— BEGIN —
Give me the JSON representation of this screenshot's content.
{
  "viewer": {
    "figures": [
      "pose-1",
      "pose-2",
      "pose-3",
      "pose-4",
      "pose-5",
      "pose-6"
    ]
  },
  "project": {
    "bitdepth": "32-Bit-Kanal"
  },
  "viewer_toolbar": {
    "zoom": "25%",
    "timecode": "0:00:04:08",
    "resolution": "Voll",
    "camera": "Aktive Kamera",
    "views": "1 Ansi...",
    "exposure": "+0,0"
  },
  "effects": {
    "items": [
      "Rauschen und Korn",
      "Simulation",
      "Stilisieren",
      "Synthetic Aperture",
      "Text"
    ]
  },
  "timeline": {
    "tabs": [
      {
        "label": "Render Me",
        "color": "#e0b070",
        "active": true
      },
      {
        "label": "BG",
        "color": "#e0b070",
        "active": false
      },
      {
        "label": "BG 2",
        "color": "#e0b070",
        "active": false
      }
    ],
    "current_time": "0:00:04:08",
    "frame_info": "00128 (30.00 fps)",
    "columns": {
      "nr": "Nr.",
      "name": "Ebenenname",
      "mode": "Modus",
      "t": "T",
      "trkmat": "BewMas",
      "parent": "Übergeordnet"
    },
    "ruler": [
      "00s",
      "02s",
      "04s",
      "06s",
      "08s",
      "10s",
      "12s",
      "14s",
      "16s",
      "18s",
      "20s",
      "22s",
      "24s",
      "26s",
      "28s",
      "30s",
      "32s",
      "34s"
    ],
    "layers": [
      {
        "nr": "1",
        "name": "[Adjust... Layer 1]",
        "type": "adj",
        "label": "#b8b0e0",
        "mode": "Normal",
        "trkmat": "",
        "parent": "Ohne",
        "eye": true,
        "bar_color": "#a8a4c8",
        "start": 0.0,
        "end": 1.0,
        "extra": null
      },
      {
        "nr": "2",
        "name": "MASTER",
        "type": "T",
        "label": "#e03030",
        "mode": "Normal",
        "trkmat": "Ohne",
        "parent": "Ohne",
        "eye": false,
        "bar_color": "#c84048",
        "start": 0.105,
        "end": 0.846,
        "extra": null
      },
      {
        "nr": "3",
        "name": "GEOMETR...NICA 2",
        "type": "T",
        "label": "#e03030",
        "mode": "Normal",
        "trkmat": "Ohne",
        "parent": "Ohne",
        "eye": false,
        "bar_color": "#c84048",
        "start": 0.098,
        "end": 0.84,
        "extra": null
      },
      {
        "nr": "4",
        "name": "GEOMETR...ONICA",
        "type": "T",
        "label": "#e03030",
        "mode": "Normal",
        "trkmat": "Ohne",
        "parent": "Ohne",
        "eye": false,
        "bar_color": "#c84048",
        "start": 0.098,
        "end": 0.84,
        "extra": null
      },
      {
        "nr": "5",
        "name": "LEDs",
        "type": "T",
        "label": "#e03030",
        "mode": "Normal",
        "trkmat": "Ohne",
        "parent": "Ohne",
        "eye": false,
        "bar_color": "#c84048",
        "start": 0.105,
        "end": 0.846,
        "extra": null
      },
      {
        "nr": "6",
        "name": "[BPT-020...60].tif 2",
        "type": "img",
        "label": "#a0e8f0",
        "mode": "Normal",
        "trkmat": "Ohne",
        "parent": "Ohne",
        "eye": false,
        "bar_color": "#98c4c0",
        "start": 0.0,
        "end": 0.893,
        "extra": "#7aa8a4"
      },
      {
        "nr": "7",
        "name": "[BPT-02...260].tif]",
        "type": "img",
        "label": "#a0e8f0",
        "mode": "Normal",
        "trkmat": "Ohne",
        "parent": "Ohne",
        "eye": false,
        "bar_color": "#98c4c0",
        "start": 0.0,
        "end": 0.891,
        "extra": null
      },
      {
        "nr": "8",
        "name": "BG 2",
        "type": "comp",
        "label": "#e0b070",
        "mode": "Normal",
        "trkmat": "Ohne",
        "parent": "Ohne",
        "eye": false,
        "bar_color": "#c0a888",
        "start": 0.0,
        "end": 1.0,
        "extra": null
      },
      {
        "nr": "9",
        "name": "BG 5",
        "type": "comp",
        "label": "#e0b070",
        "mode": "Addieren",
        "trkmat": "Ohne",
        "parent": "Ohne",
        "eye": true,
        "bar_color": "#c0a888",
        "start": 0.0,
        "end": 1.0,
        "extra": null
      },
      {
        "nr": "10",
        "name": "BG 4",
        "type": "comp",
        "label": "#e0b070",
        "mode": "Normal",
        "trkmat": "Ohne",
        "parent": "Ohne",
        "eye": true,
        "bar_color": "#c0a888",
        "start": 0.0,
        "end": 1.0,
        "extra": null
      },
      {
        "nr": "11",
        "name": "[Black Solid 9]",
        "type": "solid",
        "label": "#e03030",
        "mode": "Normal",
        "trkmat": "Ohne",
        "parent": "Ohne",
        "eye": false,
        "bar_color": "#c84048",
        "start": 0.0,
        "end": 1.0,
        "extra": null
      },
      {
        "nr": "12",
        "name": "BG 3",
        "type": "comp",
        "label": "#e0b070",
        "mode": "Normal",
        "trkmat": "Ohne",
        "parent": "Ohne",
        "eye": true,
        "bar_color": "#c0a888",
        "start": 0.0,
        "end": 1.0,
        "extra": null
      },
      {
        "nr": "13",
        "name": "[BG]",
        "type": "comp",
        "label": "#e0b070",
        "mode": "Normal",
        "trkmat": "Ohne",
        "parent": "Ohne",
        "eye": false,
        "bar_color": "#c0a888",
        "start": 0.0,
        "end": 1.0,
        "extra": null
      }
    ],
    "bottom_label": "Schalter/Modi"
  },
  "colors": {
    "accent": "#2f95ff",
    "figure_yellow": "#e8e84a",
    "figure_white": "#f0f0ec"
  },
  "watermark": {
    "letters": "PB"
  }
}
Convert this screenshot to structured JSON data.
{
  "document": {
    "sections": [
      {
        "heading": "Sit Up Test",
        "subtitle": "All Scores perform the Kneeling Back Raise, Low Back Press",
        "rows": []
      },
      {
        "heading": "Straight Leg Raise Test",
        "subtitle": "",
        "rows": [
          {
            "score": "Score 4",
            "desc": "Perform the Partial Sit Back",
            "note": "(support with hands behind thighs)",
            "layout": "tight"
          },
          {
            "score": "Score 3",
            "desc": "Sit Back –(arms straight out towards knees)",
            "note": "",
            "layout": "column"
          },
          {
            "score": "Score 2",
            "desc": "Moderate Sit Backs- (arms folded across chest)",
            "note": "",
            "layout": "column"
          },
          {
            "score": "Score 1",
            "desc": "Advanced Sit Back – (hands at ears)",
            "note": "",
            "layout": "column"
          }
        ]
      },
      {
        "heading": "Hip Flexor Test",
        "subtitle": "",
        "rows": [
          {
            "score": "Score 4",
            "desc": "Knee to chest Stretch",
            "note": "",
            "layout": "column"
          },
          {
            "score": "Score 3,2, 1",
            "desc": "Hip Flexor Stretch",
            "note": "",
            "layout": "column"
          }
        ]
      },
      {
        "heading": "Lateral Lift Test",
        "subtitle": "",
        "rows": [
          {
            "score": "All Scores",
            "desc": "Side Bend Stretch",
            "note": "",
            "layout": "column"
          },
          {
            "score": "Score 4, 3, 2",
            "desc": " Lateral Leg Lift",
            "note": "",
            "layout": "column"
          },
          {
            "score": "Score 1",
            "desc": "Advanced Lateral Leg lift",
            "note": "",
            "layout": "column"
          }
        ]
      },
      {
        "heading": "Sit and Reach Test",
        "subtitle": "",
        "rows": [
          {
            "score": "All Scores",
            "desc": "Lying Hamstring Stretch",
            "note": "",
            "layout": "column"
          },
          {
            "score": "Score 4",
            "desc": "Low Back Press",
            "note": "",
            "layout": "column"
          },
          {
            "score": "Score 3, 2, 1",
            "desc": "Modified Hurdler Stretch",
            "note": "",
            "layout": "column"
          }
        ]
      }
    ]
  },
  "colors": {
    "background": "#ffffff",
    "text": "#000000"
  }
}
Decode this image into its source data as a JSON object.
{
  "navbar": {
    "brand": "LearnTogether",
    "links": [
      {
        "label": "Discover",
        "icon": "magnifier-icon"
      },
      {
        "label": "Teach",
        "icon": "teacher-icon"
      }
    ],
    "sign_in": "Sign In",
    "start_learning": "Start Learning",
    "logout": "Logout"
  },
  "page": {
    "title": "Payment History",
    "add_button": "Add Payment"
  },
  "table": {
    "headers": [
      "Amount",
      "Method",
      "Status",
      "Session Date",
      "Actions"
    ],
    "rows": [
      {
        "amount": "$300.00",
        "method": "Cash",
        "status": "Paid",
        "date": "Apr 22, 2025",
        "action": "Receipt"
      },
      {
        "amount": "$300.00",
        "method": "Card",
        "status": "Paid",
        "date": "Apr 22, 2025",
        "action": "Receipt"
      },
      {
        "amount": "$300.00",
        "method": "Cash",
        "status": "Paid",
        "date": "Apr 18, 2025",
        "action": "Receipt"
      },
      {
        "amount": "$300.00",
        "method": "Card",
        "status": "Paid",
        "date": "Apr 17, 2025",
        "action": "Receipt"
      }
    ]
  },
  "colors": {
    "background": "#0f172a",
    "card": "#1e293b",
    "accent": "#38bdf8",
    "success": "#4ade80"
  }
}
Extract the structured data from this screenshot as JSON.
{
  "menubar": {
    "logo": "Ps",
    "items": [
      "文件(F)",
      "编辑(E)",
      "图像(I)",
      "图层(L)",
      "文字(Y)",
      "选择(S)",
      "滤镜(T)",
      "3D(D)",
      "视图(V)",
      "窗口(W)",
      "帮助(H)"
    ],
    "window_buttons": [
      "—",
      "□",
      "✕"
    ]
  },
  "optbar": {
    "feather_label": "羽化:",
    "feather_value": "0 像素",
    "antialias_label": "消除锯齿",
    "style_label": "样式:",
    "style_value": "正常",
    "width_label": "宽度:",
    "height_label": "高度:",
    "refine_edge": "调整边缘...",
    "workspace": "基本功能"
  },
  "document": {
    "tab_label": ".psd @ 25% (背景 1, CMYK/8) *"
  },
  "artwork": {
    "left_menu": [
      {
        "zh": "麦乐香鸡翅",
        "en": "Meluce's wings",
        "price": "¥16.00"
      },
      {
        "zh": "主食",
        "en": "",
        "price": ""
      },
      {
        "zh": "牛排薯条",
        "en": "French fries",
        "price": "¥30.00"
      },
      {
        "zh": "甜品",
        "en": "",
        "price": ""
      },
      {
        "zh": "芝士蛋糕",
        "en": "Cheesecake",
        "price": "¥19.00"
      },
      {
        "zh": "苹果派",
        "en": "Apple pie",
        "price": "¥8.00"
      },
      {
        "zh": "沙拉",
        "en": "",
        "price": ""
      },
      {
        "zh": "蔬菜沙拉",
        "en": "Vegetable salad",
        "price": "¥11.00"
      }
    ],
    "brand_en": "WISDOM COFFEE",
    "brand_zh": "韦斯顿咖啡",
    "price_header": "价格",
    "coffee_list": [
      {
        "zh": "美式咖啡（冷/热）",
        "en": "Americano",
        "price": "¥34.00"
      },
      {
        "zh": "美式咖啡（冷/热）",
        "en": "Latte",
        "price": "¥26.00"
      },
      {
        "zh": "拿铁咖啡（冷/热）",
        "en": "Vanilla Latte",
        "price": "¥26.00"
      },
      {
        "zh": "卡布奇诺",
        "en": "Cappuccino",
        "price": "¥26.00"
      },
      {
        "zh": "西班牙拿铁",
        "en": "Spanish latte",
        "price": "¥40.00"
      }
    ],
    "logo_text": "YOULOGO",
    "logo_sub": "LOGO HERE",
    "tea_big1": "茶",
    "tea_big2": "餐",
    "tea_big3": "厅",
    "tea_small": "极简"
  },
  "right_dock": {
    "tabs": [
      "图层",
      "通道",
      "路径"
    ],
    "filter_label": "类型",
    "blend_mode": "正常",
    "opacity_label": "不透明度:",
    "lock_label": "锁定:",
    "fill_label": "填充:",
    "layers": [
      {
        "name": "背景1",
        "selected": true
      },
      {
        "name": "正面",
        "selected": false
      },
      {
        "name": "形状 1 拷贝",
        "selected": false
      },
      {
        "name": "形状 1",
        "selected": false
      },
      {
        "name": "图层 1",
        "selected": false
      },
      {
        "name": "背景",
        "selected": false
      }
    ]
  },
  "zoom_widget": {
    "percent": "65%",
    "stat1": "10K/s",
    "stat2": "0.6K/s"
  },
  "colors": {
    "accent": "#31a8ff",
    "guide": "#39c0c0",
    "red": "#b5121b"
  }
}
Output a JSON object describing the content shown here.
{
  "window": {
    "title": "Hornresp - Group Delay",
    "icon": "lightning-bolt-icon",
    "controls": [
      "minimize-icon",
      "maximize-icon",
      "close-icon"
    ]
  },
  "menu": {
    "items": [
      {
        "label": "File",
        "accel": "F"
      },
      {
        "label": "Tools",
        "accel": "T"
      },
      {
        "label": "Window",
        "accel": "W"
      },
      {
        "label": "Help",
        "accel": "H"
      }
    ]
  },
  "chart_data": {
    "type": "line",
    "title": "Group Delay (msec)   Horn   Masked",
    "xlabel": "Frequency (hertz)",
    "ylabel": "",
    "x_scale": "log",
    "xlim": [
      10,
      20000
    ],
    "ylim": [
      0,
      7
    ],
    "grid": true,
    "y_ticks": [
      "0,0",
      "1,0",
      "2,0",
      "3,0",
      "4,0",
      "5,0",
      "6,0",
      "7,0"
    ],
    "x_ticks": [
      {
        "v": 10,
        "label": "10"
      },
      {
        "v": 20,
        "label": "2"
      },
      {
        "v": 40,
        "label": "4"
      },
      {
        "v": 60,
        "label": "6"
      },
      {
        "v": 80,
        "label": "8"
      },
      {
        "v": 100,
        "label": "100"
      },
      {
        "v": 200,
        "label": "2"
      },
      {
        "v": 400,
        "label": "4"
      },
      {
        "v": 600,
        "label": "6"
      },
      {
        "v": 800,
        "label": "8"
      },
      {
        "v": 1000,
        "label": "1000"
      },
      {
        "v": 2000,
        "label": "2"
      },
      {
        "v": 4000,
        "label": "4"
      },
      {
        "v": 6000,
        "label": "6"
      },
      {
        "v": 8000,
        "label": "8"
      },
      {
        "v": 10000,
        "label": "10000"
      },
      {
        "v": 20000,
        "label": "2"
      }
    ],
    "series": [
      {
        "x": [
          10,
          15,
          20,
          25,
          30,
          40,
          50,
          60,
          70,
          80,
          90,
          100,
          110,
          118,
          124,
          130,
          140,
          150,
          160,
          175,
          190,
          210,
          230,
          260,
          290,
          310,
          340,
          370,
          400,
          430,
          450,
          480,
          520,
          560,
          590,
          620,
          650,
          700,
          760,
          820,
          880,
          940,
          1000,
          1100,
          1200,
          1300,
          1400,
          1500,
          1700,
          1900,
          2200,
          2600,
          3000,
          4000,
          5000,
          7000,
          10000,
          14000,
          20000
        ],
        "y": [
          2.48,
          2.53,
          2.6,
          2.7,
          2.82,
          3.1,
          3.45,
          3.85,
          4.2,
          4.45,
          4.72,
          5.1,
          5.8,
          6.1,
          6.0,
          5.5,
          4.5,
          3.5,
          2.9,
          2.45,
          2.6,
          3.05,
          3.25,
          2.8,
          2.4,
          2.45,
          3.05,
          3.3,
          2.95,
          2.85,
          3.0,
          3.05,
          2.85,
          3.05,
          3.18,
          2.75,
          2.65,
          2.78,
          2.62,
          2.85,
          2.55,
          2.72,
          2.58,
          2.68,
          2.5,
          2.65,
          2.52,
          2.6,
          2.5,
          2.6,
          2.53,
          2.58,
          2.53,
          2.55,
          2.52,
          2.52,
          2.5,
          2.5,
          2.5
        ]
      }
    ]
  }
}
— END —
* REQUIRED WORK:
Tally up the lines holding the word "Lateral" in the data above, and answer with that figure only.

* TASK ANSWER:
3